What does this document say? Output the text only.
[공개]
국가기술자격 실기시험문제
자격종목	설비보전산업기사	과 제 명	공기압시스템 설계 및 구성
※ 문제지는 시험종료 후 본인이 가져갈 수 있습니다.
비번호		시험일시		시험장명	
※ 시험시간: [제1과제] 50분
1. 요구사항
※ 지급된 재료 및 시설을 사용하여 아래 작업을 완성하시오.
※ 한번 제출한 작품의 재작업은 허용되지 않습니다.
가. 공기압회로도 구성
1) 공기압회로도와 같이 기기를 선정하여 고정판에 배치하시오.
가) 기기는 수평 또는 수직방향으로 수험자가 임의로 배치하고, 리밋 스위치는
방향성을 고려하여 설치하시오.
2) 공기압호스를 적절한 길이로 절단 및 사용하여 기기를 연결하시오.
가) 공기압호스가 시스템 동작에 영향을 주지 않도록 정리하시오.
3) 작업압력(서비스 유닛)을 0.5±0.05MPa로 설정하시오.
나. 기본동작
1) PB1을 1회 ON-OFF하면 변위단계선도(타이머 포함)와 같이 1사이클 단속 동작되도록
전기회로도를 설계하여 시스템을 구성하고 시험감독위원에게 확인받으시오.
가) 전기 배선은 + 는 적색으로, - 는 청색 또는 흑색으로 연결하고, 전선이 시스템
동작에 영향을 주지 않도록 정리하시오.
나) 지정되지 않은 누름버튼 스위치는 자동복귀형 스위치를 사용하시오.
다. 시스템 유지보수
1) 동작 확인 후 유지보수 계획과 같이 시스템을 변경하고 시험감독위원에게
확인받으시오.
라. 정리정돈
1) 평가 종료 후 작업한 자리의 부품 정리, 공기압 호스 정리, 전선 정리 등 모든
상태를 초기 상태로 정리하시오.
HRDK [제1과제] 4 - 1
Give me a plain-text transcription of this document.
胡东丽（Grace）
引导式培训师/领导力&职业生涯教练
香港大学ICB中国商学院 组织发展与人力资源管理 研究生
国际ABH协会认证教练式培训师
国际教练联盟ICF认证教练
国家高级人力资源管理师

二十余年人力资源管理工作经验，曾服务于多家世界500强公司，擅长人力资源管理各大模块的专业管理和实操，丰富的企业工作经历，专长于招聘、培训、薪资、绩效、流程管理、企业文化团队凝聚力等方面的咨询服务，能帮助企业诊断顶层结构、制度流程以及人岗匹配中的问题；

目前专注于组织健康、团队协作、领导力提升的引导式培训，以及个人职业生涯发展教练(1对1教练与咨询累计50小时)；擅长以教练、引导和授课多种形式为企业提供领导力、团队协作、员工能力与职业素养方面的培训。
########################################
Only the lines from the one that contains "Give me a plain-text" to the end of the entries above should be given again, exactly and in full.

### Finished answer:
Give me a plain-text transcription of this document.
胡东丽（Grace）
引导式培训师/领导力&职业生涯教练
香港大学ICB中国商学院 组织发展与人力资源管理 研究生
国际ABH协会认证教练式培训师
国际教练联盟ICF认证教练
国家高级人力资源管理师

二十余年人力资源管理工作经验，曾服务于多家世界500强公司，擅长人力资源管理各大模块的专业管理和实操，丰富的企业工作经历，专长于招聘、培训、薪资、绩效、流程管理、企业文化团队凝聚力等方面的咨询服务，能帮助企业诊断顶层结构、制度流程以及人岗匹配中的问题；

目前专注于组织健康、团队协作、领导力提升的引导式培训，以及个人职业生涯发展教练(1对1教练与咨询累计50小时)；擅长以教练、引导和授课多种形式为企业提供领导力、团队协作、员工能力与职业素养方面的培训。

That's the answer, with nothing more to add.